→ SET TASK:
Each entry below must be repeated word for word.

START RECORD EXCERPTS

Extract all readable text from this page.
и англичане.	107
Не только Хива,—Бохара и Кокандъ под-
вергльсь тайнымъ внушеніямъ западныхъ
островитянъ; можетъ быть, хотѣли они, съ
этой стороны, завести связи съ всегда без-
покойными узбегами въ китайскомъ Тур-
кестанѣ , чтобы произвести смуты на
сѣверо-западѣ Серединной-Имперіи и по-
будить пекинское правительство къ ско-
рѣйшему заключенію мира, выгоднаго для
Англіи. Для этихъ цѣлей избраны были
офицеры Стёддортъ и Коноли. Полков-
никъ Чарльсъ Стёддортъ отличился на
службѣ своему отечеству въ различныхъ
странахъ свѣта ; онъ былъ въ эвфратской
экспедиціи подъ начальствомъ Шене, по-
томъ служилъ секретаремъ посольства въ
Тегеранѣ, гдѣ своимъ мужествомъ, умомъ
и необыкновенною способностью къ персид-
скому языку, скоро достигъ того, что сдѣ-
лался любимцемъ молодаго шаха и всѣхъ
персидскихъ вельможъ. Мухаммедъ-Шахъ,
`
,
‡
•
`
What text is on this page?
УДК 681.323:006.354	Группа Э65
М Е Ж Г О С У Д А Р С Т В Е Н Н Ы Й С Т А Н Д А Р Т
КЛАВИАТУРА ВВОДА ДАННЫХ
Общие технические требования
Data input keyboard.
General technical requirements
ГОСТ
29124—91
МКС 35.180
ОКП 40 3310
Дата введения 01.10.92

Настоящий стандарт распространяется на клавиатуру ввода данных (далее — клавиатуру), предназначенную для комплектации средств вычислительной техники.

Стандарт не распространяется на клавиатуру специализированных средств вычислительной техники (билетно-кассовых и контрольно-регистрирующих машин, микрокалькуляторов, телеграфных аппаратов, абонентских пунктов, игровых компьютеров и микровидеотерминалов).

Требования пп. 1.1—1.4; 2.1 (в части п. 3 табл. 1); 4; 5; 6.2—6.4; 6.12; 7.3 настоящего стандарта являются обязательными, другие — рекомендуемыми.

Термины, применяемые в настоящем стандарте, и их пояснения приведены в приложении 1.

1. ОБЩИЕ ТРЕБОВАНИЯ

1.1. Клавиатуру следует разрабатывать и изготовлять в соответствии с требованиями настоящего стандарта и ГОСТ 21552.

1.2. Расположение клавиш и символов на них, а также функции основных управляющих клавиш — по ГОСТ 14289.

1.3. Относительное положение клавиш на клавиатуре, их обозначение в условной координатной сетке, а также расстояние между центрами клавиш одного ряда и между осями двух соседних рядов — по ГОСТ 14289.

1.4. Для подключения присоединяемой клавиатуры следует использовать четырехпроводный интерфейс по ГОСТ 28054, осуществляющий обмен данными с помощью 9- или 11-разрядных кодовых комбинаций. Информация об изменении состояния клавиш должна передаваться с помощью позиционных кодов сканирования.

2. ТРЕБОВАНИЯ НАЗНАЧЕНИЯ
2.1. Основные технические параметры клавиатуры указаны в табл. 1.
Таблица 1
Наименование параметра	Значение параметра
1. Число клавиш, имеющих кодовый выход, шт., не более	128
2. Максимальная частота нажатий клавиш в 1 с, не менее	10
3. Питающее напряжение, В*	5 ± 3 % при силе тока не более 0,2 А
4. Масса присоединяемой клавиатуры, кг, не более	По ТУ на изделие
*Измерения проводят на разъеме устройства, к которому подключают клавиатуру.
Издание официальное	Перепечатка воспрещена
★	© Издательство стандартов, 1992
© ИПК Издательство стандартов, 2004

END RECORD EXCERPTS

→ THE OUTPUT:
Extract all readable text from this page.
и англичане.	107
Не только Хива,—Бохара и Кокандъ под-
вергльсь тайнымъ внушеніямъ западныхъ
островитянъ; можетъ быть, хотѣли они, съ
этой стороны, завести связи съ всегда без-
покойными узбегами въ китайскомъ Тур-
кестанѣ , чтобы произвести смуты на
сѣверо-западѣ Серединной-Имперіи и по-
будить пекинское правительство къ ско-
рѣйшему заключенію мира, выгоднаго для
Англіи. Для этихъ цѣлей избраны были
офицеры Стёддортъ и Коноли. Полков-
никъ Чарльсъ Стёддортъ отличился на
службѣ своему отечеству въ различныхъ
странахъ свѣта ; онъ былъ въ эвфратской
экспедиціи подъ начальствомъ Шене, по-
томъ служилъ секретаремъ посольства въ
Тегеранѣ, гдѣ своимъ мужествомъ, умомъ
и необыкновенною способностью къ персид-
скому языку, скоро достигъ того, что сдѣ-
лался любимцемъ молодаго шаха и всѣхъ
персидскихъ вельможъ. Мухаммедъ-Шахъ,
`
,
‡
•
`
What text is on this page?
УДК 681.323:006.354	Группа Э65
М Е Ж Г О С У Д А Р С Т В Е Н Н Ы Й С Т А Н Д А Р Т
КЛАВИАТУРА ВВОДА ДАННЫХ
Общие технические требования
Data input keyboard.
General technical requirements
ГОСТ
29124—91
МКС 35.180
ОКП 40 3310
Дата введения 01.10.92

Настоящий стандарт распространяется на клавиатуру ввода данных (далее — клавиатуру), предназначенную для комплектации средств вычислительной техники.

Стандарт не распространяется на клавиатуру специализированных средств вычислительной техники (билетно-кассовых и контрольно-регистрирующих машин, микрокалькуляторов, телеграфных аппаратов, абонентских пунктов, игровых компьютеров и микровидеотерминалов).

Требования пп. 1.1—1.4; 2.1 (в части п. 3 табл. 1); 4; 5; 6.2—6.4; 6.12; 7.3 настоящего стандарта являются обязательными, другие — рекомендуемыми.

Термины, применяемые в настоящем стандарте, и их пояснения приведены в приложении 1.

1. ОБЩИЕ ТРЕБОВАНИЯ

1.1. Клавиатуру следует разрабатывать и изготовлять в соответствии с требованиями настоящего стандарта и ГОСТ 21552.

1.2. Расположение клавиш и символов на них, а также функции основных управляющих клавиш — по ГОСТ 14289.

1.3. Относительное положение клавиш на клавиатуре, их обозначение в условной координатной сетке, а также расстояние между центрами клавиш одного ряда и между осями двух соседних рядов — по ГОСТ 14289.

1.4. Для подключения присоединяемой клавиатуры следует использовать четырехпроводный интерфейс по ГОСТ 28054, осуществляющий обмен данными с помощью 9- или 11-разрядных кодовых комбинаций. Информация об изменении состояния клавиш должна передаваться с помощью позиционных кодов сканирования.

2. ТРЕБОВАНИЯ НАЗНАЧЕНИЯ
2.1. Основные технические параметры клавиатуры указаны в табл. 1.
Таблица 1
Наименование параметра	Значение параметра
1. Число клавиш, имеющих кодовый выход, шт., не более	128
2. Максимальная частота нажатий клавиш в 1 с, не менее	10
3. Питающее напряжение, В*	5 ± 3 % при силе тока не более 0,2 А
4. Масса присоединяемой клавиатуры, кг, не более	По ТУ на изделие
*Измерения проводят на разъеме устройства, к которому подключают клавиатуру.
Издание официальное	Перепечатка воспрещена
★	© Издательство стандартов, 1992
© ИПК Издательство стандартов, 2004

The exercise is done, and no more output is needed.